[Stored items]
+===+

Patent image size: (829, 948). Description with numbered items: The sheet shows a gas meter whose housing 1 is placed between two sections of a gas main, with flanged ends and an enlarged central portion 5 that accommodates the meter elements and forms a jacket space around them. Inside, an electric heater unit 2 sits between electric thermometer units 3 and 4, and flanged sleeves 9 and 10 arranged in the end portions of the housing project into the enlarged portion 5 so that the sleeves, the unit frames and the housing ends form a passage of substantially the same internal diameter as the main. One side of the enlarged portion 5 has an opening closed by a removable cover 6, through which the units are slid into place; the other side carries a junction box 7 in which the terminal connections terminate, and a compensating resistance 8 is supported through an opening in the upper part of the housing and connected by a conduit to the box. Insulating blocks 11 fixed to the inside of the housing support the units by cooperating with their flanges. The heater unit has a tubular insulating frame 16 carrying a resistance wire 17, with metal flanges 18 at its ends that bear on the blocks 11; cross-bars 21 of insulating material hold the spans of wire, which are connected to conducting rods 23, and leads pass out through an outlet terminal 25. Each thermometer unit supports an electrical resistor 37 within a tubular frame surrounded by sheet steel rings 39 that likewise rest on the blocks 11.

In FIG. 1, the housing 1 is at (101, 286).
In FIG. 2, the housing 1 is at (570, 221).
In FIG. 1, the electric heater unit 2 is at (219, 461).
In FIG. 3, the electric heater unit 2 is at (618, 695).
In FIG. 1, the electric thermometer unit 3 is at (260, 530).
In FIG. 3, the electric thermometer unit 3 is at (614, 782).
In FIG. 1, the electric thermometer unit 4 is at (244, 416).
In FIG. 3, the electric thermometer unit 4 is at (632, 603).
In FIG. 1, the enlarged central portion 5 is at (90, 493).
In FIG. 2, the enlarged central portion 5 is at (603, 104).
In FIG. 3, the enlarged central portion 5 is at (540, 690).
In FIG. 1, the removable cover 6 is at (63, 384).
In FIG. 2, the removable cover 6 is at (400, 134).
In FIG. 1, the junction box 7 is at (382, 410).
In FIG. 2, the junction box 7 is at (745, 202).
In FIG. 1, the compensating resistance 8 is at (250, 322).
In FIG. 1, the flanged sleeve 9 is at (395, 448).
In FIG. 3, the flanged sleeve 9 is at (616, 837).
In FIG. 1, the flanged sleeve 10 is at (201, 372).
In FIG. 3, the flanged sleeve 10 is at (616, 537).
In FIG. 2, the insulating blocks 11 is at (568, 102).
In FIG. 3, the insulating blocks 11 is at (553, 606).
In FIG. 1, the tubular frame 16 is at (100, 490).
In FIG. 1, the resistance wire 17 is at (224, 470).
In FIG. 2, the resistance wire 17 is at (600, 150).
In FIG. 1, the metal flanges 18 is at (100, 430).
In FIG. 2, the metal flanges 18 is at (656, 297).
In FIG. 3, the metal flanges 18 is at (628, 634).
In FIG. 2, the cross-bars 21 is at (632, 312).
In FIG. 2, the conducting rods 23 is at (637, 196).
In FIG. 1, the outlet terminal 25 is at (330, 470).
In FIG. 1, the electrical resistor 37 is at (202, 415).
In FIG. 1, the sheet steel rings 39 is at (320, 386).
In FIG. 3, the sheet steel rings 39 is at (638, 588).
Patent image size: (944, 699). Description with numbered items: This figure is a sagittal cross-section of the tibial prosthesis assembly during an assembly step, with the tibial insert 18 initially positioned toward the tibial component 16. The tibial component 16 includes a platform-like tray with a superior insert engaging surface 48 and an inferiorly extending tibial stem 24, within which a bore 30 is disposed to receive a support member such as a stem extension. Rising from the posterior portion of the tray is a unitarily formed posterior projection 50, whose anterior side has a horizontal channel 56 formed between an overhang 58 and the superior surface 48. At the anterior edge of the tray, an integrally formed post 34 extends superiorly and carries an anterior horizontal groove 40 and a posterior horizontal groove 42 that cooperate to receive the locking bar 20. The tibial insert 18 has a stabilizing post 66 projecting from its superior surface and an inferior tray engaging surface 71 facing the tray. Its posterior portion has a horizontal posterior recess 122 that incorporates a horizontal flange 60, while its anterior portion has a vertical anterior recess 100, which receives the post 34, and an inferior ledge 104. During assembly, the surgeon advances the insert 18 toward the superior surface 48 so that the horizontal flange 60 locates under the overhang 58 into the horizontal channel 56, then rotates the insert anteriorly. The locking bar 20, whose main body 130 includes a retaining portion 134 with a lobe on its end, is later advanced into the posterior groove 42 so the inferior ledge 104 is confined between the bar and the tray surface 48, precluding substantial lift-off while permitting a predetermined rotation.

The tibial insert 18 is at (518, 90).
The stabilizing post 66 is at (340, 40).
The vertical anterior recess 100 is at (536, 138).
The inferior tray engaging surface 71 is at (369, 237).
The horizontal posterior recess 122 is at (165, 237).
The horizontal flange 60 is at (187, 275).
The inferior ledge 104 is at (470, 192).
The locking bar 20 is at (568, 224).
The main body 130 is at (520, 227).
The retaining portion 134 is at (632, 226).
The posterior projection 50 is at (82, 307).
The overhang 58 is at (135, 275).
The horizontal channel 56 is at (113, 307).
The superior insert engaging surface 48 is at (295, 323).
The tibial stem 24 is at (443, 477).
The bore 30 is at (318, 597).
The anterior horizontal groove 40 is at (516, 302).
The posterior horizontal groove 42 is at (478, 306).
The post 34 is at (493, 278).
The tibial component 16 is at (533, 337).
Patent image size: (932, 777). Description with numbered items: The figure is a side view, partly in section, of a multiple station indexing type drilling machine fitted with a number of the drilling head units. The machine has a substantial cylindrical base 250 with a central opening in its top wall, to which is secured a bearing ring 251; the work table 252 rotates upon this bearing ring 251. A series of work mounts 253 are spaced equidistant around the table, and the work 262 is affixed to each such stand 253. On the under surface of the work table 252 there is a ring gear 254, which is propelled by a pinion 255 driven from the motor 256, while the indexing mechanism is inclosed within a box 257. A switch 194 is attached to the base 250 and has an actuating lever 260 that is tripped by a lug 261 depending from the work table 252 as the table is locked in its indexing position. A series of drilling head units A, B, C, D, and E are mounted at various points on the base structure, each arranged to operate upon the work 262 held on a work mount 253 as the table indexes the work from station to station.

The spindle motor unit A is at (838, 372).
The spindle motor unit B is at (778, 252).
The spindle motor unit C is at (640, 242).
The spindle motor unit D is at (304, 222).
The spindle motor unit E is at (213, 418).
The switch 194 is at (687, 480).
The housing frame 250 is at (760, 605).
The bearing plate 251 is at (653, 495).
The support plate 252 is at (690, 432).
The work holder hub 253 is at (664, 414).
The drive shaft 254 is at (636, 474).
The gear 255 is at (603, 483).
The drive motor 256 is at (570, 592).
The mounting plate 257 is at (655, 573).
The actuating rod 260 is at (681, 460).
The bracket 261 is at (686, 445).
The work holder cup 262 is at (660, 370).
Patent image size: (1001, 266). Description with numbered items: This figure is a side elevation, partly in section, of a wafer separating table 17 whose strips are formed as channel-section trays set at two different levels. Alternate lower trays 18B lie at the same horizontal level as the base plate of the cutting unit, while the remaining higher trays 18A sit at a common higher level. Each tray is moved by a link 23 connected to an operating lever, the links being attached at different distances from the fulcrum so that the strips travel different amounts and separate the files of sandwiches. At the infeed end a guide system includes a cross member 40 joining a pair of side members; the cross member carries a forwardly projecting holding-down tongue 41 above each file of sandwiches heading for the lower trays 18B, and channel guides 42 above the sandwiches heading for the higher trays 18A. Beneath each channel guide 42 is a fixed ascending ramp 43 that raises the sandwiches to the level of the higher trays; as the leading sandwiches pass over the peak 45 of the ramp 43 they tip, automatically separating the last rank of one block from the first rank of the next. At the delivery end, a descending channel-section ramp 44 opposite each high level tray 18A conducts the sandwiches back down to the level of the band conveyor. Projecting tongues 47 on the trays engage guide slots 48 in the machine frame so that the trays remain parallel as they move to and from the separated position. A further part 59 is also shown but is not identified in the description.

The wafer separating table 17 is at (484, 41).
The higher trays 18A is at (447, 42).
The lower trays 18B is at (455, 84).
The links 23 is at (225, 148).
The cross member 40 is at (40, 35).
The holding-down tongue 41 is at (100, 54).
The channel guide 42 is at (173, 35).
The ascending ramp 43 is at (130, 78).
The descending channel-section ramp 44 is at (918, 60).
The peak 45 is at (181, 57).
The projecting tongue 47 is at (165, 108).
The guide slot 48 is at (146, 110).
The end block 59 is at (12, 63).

+===+

▶ [Challenge]
Substitute "side elevation" for "side view" in the stored items from the line with "Patent image size: (932, 777)." to the line with "The actuating rod 260 is at (681, 460).". Reproduce only those lines, leaving everything else unchanged.

▶ [Response to the exercise]
Patent image size: (932, 777). Description with numbered items: The figure is a side elevation, partly in section, of a multiple station indexing type drilling machine fitted with a number of the drilling head units. The machine has a substantial cylindrical base 250 with a central opening in its top wall, to which is secured a bearing ring 251; the work table 252 rotates upon this bearing ring 251. A series of work mounts 253 are spaced equidistant around the table, and the work 262 is affixed to each such stand 253. On the under surface of the work table 252 there is a ring gear 254, which is propelled by a pinion 255 driven from the motor 256, while the indexing mechanism is inclosed within a box 257. A switch 194 is attached to the base 250 and has an actuating lever 260 that is tripped by a lug 261 depending from the work table 252 as the table is locked in its indexing position. A series of drilling head units A, B, C, D, and E are mounted at various points on the base structure, each arranged to operate upon the work 262 held on a work mount 253 as the table indexes the work from station to station.

The spindle motor unit A is at (838, 372).
The spindle motor unit B is at (778, 252).
The spindle motor unit C is at (640, 242).
The spindle motor unit D is at (304, 222).
The spindle motor unit E is at (213, 418).
The switch 194 is at (687, 480).
The housing frame 250 is at (760, 605).
The bearing plate 251 is at (653, 495).
The support plate 252 is at (690, 432).
The work holder hub 253 is at (664, 414).
The drive shaft 254 is at (636, 474).
The gear 255 is at (603, 483).
The drive motor 256 is at (570, 592).
The mounting plate 257 is at (655, 573).
The actuating rod 260 is at (681, 460).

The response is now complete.